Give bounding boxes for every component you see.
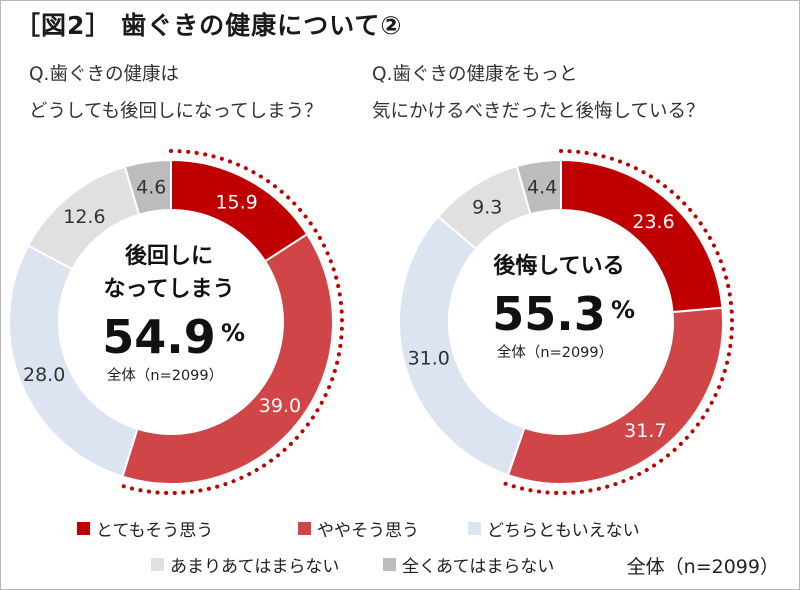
question-1-line-1: Q.歯ぐきの健康は	[29, 64, 179, 85]
donut-2-slice-3	[398, 214, 526, 477]
donut-1-value-label-1: 15.9	[215, 192, 257, 214]
donut-2-value-label-4: 9.3	[472, 197, 502, 219]
question-2-line-2: 気にかけるべきだったと後悔している？	[372, 101, 705, 122]
donut-1-value-label-4: 12.6	[63, 206, 105, 228]
donut-2-center-line-1: 後悔している	[493, 253, 624, 279]
question-2: Q.歯ぐきの健康をもっと 気にかけるべきだったと後悔している？	[372, 56, 704, 130]
donut-2: 23.6 31.7 31.0 9.3 4.4 後悔している 55.3 % 全体（n=2099）	[398, 149, 734, 495]
question-1: Q.歯ぐきの健康は どうしても後回しになってしまう？	[29, 56, 323, 130]
donut-1-slice-2	[121, 232, 334, 485]
donut-2-center-n: 全体（n=2099）	[497, 343, 613, 361]
donut-1-value-label-3: 28.0	[23, 364, 65, 386]
donut-1-value-label-5: 4.6	[136, 176, 166, 198]
donut-2-value-label-5: 4.4	[527, 176, 557, 198]
donut-2-slice-2	[506, 306, 724, 485]
donut-1-slice-5	[123, 158, 172, 216]
donut-1-center-value: 54.9	[102, 310, 216, 364]
donut-1-center-line-1: 後回しに	[125, 243, 213, 269]
figure-title: ［図2］ 歯ぐきの健康について②	[15, 11, 403, 40]
donut-1: 15.9 39.0 28.0 12.6 4.6 後回しになってしまう 54.9 % 全体（n=2…	[8, 149, 344, 495]
donut-1-center-n: 全体（n=2099）	[107, 366, 223, 384]
footer-sample-size: 全体（n=2099）	[626, 556, 779, 578]
donut-1-value-label-2: 39.0	[259, 395, 301, 417]
donut-1-positive-arc	[117, 149, 344, 495]
donut-2-value-label-3: 31.0	[408, 348, 450, 370]
donut-1-center-unit: %	[221, 319, 245, 347]
donut-2-value-label-2: 31.7	[624, 420, 666, 442]
donut-2-center-unit: %	[611, 296, 635, 324]
donut-2-value-label-1: 23.6	[632, 211, 674, 233]
question-2-line-1: Q.歯ぐきの健康をもっと	[372, 64, 578, 85]
question-1-line-2: どうしても後回しになってしまう？	[29, 101, 323, 122]
donut-2-slice-5	[515, 158, 562, 216]
donut-2-center-value: 55.3	[492, 287, 606, 341]
donut-1-center-line-2: なってしまう	[104, 277, 235, 302]
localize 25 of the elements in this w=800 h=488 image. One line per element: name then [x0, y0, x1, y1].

┄┄┄┄┄┄

◆ EXERCISE:
Rewrite the stretch of entries from the line containing "64, 179, 85]" through the line containing "56, 323, 130]", swapping "value-label" for "value-tag" and leaving everything else unchanged.

◆ PROBLEM SOLUTION:
question-1-line-1: Q.歯ぐきの健康は	[29, 64, 179, 85]
donut-2-slice-3	[398, 214, 526, 477]
donut-1-value-tag-1: 15.9	[215, 192, 257, 214]
donut-2-value-tag-4: 9.3	[472, 197, 502, 219]
question-2-line-2: 気にかけるべきだったと後悔している？	[372, 101, 705, 122]
donut-1-value-tag-4: 12.6	[63, 206, 105, 228]
donut-2-center-line-1: 後悔している	[493, 253, 624, 279]
question-2: Q.歯ぐきの健康をもっと 気にかけるべきだったと後悔している？	[372, 56, 704, 130]
donut-2: 23.6 31.7 31.0 9.3 4.4 後悔している 55.3 % 全体（n=2099）	[398, 149, 734, 495]
question-1: Q.歯ぐきの健康は どうしても後回しになってしまう？	[29, 56, 323, 130]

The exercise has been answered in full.